---------- The records ----------
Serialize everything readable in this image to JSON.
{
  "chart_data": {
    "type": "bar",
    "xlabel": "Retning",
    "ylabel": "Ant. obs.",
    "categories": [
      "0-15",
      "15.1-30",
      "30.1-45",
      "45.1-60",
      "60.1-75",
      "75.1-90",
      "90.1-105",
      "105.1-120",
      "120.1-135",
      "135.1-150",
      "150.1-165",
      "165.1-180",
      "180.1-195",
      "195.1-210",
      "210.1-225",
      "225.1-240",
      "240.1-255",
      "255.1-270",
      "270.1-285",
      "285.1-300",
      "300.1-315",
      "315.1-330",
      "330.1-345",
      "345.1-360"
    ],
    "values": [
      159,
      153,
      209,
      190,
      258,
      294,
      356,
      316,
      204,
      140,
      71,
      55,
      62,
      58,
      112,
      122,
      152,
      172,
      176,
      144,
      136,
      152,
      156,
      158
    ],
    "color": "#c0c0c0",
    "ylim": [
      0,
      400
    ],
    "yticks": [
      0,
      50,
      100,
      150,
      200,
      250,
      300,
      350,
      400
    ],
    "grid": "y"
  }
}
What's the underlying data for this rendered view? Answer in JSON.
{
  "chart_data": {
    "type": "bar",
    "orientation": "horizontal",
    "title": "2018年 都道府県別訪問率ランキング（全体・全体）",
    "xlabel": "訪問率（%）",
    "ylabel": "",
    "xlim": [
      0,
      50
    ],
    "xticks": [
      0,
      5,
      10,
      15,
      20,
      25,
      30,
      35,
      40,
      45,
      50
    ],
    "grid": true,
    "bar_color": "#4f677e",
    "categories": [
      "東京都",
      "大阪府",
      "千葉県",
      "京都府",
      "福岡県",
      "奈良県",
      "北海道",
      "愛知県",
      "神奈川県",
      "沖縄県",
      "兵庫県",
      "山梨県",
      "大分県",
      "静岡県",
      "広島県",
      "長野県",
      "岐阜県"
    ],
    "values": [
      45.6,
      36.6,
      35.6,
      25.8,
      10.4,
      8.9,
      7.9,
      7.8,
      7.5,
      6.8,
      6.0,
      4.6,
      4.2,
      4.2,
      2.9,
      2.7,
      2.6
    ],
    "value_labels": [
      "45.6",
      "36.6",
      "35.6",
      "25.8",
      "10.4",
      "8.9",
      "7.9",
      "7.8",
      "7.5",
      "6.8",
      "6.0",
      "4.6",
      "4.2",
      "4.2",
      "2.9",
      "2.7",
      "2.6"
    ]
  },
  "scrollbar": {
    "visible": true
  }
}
----------
— Short task —
Give again, word for word, every line from the one holding "What's the underlying" to the end of the data.

— Right answer —
What's the underlying data for this rendered view? Answer in JSON.
{
  "chart_data": {
    "type": "bar",
    "orientation": "horizontal",
    "title": "2018年 都道府県別訪問率ランキング（全体・全体）",
    "xlabel": "訪問率（%）",
    "ylabel": "",
    "xlim": [
      0,
      50
    ],
    "xticks": [
      0,
      5,
      10,
      15,
      20,
      25,
      30,
      35,
      40,
      45,
      50
    ],
    "grid": true,
    "bar_color": "#4f677e",
    "categories": [
      "東京都",
      "大阪府",
      "千葉県",
      "京都府",
      "福岡県",
      "奈良県",
      "北海道",
      "愛知県",
      "神奈川県",
      "沖縄県",
      "兵庫県",
      "山梨県",
      "大分県",
      "静岡県",
      "広島県",
      "長野県",
      "岐阜県"
    ],
    "values": [
      45.6,
      36.6,
      35.6,
      25.8,
      10.4,
      8.9,
      7.9,
      7.8,
      7.5,
      6.8,
      6.0,
      4.6,
      4.2,
      4.2,
      2.9,
      2.7,
      2.6
    ],
    "value_labels": [
      "45.6",
      "36.6",
      "35.6",
      "25.8",
      "10.4",
      "8.9",
      "7.9",
      "7.8",
      "7.5",
      "6.8",
      "6.0",
      "4.6",
      "4.2",
      "4.2",
      "2.9",
      "2.7",
      "2.6"
    ]
  },
  "scrollbar": {
    "visible": true
  }
}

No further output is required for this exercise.